■ **DIRECTIVE**: Repeat every line below exactly as it reads.

::::

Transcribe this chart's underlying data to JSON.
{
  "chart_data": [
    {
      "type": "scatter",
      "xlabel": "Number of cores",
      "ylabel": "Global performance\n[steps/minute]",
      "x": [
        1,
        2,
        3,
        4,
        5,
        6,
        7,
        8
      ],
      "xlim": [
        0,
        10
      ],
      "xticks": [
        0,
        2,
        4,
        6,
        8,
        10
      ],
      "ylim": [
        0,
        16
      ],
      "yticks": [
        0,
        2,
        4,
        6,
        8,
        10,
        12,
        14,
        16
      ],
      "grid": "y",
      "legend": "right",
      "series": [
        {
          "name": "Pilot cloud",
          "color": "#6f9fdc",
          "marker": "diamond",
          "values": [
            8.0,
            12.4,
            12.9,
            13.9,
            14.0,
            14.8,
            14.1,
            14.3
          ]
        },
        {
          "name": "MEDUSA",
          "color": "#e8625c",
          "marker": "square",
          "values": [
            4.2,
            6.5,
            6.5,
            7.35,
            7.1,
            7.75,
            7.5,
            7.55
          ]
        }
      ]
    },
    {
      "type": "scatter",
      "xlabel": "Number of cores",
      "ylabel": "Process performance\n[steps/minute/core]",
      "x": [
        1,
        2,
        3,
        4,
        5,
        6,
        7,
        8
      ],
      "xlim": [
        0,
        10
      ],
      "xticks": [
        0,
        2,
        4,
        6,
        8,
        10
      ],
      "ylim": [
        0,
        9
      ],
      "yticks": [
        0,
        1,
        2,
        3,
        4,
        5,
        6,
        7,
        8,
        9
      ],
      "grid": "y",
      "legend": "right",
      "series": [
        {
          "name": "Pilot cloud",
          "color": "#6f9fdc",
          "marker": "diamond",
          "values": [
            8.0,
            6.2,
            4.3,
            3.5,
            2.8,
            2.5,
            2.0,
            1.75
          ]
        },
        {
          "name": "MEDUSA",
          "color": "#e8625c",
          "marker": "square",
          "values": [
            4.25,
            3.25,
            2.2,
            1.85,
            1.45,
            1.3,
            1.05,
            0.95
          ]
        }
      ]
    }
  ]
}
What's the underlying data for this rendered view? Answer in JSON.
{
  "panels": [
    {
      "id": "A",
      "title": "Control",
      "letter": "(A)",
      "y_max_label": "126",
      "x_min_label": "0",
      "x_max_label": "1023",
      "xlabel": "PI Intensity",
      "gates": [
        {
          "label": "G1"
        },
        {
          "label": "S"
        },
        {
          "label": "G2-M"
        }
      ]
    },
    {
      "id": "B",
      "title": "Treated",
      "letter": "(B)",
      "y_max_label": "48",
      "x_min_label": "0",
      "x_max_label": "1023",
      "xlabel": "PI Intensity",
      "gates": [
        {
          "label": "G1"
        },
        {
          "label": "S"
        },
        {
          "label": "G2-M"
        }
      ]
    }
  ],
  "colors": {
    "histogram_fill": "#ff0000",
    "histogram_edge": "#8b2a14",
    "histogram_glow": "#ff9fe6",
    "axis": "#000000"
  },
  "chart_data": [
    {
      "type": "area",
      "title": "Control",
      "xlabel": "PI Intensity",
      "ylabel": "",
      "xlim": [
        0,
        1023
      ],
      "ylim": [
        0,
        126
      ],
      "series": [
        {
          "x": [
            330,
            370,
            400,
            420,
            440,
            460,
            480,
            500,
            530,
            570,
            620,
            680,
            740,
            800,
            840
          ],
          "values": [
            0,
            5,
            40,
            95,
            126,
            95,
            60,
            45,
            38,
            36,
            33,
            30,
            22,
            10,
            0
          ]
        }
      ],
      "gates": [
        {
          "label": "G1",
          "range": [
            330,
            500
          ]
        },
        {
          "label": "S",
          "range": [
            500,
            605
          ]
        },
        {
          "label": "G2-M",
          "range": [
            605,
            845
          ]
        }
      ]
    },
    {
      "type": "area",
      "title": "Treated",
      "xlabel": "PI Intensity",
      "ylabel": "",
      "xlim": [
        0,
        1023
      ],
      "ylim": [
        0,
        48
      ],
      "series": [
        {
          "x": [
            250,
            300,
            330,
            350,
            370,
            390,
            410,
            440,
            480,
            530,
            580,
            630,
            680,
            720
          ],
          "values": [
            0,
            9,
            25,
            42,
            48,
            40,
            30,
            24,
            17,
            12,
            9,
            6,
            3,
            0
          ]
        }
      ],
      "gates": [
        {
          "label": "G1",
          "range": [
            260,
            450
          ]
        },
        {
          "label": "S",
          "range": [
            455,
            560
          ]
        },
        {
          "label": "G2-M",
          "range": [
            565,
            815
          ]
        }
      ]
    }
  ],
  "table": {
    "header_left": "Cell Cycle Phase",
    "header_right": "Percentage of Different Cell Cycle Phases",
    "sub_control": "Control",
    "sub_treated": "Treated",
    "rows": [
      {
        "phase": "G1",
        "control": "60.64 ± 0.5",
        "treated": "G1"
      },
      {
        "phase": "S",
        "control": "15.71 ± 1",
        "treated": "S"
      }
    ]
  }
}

::::

■ **THE SOLUTION**:
Transcribe this chart's underlying data to JSON.
{
  "chart_data": [
    {
      "type": "scatter",
      "xlabel": "Number of cores",
      "ylabel": "Global performance\n[steps/minute]",
      "x": [
        1,
        2,
        3,
        4,
        5,
        6,
        7,
        8
      ],
      "xlim": [
        0,
        10
      ],
      "xticks": [
        0,
        2,
        4,
        6,
        8,
        10
      ],
      "ylim": [
        0,
        16
      ],
      "yticks": [
        0,
        2,
        4,
        6,
        8,
        10,
        12,
        14,
        16
      ],
      "grid": "y",
      "legend": "right",
      "series": [
        {
          "name": "Pilot cloud",
          "color": "#6f9fdc",
          "marker": "diamond",
          "values": [
            8.0,
            12.4,
            12.9,
            13.9,
            14.0,
            14.8,
            14.1,
            14.3
          ]
        },
        {
          "name": "MEDUSA",
          "color": "#e8625c",
          "marker": "square",
          "values": [
            4.2,
            6.5,
            6.5,
            7.35,
            7.1,
            7.75,
            7.5,
            7.55
          ]
        }
      ]
    },
    {
      "type": "scatter",
      "xlabel": "Number of cores",
      "ylabel": "Process performance\n[steps/minute/core]",
      "x": [
        1,
        2,
        3,
        4,
        5,
        6,
        7,
        8
      ],
      "xlim": [
        0,
        10
      ],
      "xticks": [
        0,
        2,
        4,
        6,
        8,
        10
      ],
      "ylim": [
        0,
        9
      ],
      "yticks": [
        0,
        1,
        2,
        3,
        4,
        5,
        6,
        7,
        8,
        9
      ],
      "grid": "y",
      "legend": "right",
      "series": [
        {
          "name": "Pilot cloud",
          "color": "#6f9fdc",
          "marker": "diamond",
          "values": [
            8.0,
            6.2,
            4.3,
            3.5,
            2.8,
            2.5,
            2.0,
            1.75
          ]
        },
        {
          "name": "MEDUSA",
          "color": "#e8625c",
          "marker": "square",
          "values": [
            4.25,
            3.25,
            2.2,
            1.85,
            1.45,
            1.3,
            1.05,
            0.95
          ]
        }
      ]
    }
  ]
}
What's the underlying data for this rendered view? Answer in JSON.
{
  "panels": [
    {
      "id": "A",
      "title": "Control",
      "letter": "(A)",
      "y_max_label": "126",
      "x_min_label": "0",
      "x_max_label": "1023",
      "xlabel": "PI Intensity",
      "gates": [
        {
          "label": "G1"
        },
        {
          "label": "S"
        },
        {
          "label": "G2-M"
        }
      ]
    },
    {
      "id": "B",
      "title": "Treated",
      "letter": "(B)",
      "y_max_label": "48",
      "x_min_label": "0",
      "x_max_label": "1023",
      "xlabel": "PI Intensity",
      "gates": [
        {
          "label": "G1"
        },
        {
          "label": "S"
        },
        {
          "label": "G2-M"
        }
      ]
    }
  ],
  "colors": {
    "histogram_fill": "#ff0000",
    "histogram_edge": "#8b2a14",
    "histogram_glow": "#ff9fe6",
    "axis": "#000000"
  },
  "chart_data": [
    {
      "type": "area",
      "title": "Control",
      "xlabel": "PI Intensity",
      "ylabel": "",
      "xlim": [
        0,
        1023
      ],
      "ylim": [
        0,
        126
      ],
      "series": [
        {
          "x": [
            330,
            370,
            400,
            420,
            440,
            460,
            480,
            500,
            530,
            570,
            620,
            680,
            740,
            800,
            840
          ],
          "values": [
            0,
            5,
            40,
            95,
            126,
            95,
            60,
            45,
            38,
            36,
            33,
            30,
            22,
            10,
            0
          ]
        }
      ],
      "gates": [
        {
          "label": "G1",
          "range": [
            330,
            500
          ]
        },
        {
          "label": "S",
          "range": [
            500,
            605
          ]
        },
        {
          "label": "G2-M",
          "range": [
            605,
            845
          ]
        }
      ]
    },
    {
      "type": "area",
      "title": "Treated",
      "xlabel": "PI Intensity",
      "ylabel": "",
      "xlim": [
        0,
        1023
      ],
      "ylim": [
        0,
        48
      ],
      "series": [
        {
          "x": [
            250,
            300,
            330,
            350,
            370,
            390,
            410,
            440,
            480,
            530,
            580,
            630,
            680,
            720
          ],
          "values": [
            0,
            9,
            25,
            42,
            48,
            40,
            30,
            24,
            17,
            12,
            9,
            6,
            3,
            0
          ]
        }
      ],
      "gates": [
        {
          "label": "G1",
          "range": [
            260,
            450
          ]
        },
        {
          "label": "S",
          "range": [
            455,
            560
          ]
        },
        {
          "label": "G2-M",
          "range": [
            565,
            815
          ]
        }
      ]
    }
  ],
  "table": {
    "header_left": "Cell Cycle Phase",
    "header_right": "Percentage of Different Cell Cycle Phases",
    "sub_control": "Control",
    "sub_treated": "Treated",
    "rows": [
      {
        "phase": "G1",
        "control": "60.64 ± 0.5",
        "treated": "G1"
      },
      {
        "phase": "S",
        "control": "15.71 ± 1",
        "treated": "S"
      }
    ]
  }
}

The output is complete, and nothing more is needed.